**EXERCISE PROMPT**
Copy out every line in the entries below that includes "Херсонской".

[Dataset excerpt]

==*==

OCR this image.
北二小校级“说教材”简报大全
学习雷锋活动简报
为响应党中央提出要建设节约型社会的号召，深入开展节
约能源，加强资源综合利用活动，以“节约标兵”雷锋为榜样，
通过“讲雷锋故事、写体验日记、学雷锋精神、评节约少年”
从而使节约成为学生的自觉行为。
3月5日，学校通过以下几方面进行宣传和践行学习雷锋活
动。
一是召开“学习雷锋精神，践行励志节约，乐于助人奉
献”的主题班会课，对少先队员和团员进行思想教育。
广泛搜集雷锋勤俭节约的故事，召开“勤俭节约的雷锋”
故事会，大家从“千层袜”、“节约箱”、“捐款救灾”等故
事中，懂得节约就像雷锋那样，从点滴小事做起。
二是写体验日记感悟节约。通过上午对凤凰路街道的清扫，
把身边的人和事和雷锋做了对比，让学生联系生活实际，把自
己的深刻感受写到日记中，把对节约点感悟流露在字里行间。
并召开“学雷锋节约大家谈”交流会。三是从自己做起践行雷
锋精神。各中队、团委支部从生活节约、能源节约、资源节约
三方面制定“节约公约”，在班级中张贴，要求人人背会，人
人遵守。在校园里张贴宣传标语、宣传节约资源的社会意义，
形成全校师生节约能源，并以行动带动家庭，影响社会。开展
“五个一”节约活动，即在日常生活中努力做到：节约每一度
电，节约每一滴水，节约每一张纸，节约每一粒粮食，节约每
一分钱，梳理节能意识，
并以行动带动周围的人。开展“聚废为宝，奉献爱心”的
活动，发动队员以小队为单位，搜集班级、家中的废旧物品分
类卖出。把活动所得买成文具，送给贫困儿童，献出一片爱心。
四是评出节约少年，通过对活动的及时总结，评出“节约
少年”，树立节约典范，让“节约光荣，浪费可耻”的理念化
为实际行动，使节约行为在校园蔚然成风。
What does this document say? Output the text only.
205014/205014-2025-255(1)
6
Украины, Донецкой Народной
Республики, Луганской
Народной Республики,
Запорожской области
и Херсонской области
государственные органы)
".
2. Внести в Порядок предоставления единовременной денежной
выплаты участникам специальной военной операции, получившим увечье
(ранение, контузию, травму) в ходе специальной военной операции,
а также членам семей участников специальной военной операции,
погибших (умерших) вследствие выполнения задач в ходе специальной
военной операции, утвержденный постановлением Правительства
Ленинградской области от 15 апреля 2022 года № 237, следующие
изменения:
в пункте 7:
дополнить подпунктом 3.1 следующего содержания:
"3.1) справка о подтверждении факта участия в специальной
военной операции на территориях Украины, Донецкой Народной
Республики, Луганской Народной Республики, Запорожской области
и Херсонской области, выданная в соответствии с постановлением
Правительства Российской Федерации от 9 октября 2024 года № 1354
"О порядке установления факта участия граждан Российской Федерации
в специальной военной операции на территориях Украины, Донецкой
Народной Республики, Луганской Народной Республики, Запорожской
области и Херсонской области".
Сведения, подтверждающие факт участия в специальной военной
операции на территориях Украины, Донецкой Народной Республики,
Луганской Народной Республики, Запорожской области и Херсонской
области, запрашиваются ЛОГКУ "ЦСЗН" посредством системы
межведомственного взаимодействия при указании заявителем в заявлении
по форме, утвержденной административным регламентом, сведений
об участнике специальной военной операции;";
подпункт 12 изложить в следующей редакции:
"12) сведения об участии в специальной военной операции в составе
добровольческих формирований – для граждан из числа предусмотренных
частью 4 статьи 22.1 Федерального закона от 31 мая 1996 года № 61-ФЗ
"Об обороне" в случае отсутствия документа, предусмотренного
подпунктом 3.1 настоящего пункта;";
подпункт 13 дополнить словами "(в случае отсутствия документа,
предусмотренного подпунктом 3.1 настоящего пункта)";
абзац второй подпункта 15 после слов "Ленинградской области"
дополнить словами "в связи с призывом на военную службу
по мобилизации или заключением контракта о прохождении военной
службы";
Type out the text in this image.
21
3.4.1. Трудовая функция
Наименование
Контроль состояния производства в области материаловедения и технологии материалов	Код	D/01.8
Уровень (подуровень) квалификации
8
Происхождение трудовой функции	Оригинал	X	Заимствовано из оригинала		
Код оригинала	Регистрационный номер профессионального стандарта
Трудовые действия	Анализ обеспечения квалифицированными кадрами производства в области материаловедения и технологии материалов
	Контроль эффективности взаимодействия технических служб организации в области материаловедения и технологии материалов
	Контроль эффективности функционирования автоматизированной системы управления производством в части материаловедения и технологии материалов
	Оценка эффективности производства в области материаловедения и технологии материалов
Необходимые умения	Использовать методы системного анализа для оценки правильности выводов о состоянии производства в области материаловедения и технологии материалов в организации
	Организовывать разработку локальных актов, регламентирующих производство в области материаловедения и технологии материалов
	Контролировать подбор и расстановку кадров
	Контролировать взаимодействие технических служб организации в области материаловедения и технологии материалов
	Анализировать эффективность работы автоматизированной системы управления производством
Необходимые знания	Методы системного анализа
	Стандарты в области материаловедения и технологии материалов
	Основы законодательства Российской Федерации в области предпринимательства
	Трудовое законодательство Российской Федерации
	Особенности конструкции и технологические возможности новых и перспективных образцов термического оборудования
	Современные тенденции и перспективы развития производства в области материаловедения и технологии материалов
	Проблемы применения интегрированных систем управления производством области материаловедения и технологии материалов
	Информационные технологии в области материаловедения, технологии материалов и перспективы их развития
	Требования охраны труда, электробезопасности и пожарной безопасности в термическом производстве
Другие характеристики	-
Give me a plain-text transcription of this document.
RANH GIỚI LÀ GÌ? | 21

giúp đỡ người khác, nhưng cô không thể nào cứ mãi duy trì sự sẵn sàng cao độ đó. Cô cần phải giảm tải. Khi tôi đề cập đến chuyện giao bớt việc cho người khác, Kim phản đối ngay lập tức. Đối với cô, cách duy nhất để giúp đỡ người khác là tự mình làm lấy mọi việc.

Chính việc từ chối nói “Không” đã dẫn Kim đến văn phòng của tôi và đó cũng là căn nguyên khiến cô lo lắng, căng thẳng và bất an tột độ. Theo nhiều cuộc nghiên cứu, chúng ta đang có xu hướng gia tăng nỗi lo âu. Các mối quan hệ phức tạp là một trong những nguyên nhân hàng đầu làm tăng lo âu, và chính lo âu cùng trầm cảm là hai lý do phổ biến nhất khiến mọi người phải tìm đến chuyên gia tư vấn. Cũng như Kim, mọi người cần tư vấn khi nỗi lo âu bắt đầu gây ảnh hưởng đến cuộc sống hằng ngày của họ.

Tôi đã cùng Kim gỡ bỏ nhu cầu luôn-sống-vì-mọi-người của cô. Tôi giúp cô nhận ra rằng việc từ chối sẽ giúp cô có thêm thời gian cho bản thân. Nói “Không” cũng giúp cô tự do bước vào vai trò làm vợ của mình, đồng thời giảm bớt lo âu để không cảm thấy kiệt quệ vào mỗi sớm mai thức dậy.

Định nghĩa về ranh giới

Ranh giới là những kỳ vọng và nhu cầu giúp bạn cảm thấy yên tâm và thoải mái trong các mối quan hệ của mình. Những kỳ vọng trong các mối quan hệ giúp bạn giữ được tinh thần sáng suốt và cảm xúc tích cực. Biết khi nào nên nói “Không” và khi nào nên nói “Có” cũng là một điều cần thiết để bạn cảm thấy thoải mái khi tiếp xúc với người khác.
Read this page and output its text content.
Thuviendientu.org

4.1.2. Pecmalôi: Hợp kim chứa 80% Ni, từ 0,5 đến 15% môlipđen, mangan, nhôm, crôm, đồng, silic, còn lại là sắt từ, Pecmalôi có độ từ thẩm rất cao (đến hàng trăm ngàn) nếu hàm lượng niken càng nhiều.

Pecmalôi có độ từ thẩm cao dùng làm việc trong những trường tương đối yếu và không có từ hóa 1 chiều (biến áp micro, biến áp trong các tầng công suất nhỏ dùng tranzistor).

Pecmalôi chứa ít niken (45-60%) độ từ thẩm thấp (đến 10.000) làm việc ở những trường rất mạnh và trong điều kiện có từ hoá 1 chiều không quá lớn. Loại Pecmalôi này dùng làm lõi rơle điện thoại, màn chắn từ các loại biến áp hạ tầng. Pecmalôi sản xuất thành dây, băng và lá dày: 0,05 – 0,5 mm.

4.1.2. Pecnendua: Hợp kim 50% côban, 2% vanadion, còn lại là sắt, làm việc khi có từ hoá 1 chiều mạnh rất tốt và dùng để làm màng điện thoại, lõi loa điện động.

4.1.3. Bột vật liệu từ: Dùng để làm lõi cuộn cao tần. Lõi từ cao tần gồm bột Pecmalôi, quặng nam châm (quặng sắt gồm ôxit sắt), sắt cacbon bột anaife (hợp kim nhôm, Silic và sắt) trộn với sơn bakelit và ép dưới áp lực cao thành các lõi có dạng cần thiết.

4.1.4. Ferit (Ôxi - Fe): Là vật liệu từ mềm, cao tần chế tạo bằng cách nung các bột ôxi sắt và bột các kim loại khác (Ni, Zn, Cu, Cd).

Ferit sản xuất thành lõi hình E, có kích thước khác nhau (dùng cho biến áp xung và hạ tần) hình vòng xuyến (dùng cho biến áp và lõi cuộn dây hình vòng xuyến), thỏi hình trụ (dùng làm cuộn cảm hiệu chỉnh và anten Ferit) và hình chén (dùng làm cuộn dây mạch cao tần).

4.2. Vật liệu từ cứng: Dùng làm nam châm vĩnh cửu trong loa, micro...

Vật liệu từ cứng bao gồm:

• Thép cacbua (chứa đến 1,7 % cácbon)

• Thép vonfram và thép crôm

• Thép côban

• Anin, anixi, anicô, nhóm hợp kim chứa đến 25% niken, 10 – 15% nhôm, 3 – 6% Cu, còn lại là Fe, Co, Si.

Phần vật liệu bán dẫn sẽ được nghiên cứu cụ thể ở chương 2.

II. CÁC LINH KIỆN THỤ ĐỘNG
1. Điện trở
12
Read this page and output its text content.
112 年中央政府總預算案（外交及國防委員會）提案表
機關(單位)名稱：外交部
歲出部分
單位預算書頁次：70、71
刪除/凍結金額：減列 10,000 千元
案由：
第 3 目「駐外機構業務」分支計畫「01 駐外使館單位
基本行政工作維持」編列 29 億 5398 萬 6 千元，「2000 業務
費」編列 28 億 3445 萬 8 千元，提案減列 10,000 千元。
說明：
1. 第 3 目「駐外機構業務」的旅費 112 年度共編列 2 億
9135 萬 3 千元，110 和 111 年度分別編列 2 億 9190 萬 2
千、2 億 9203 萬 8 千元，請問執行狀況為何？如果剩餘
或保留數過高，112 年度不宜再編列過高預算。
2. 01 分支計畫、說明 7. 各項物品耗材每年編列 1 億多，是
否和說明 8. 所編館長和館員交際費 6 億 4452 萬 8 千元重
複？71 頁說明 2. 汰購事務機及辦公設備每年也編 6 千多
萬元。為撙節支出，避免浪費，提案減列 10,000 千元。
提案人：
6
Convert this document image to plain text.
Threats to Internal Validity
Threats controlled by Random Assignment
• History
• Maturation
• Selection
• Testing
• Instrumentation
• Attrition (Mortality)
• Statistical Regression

==*==

**RESPONSE TO THE EXERCISE**
и Херсонской области
и Херсонской области, выданная в соответствии с постановлением
области и Херсонской области".
Луганской Народной Республики, Запорожской области и Херсонской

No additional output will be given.